WHAT YOU WILL DO:
Each line that holds the word "социальной" should be returned.

SUPPLIED MATERIAL:
#####

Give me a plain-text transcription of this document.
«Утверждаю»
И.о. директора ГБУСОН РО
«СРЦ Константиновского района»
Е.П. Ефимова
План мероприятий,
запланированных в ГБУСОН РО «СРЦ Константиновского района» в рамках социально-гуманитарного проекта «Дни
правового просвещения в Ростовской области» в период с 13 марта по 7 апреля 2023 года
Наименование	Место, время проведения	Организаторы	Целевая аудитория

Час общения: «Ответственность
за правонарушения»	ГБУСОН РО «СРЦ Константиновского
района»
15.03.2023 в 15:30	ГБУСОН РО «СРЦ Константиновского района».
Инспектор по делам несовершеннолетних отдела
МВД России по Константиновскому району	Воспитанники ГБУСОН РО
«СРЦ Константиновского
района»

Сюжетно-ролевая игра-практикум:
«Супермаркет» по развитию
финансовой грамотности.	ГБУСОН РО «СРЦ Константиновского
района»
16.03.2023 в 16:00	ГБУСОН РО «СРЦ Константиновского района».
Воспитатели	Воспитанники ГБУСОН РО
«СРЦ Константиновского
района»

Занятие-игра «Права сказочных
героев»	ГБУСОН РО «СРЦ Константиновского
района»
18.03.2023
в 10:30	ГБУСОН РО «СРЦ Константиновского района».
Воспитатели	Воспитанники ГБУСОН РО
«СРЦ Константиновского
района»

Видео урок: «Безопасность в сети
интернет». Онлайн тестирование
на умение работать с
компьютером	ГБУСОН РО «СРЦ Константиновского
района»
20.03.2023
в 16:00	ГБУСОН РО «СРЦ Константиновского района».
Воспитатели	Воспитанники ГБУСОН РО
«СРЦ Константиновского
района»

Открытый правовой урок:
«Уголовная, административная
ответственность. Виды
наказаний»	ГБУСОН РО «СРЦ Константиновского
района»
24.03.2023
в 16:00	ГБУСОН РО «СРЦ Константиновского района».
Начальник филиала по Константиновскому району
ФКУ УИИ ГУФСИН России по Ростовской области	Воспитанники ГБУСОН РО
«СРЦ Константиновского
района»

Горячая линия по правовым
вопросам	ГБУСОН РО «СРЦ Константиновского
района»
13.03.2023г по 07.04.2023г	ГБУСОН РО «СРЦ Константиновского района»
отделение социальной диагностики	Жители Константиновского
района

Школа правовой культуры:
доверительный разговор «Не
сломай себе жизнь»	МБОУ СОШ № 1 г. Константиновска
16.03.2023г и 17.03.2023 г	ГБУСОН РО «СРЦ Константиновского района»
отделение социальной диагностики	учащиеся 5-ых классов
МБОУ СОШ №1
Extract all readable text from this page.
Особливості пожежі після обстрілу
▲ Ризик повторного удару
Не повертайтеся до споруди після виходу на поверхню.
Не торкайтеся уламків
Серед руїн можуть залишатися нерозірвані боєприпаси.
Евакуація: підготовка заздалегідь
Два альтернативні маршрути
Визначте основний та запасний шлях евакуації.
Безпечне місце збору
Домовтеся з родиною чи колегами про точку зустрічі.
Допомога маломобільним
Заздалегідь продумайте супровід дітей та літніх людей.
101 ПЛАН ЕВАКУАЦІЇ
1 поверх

#####

CORRECT ANSWER:
отделение социальной диагностики	Жители Константиновского
отделение социальной диагностики	учащиеся 5-ых классов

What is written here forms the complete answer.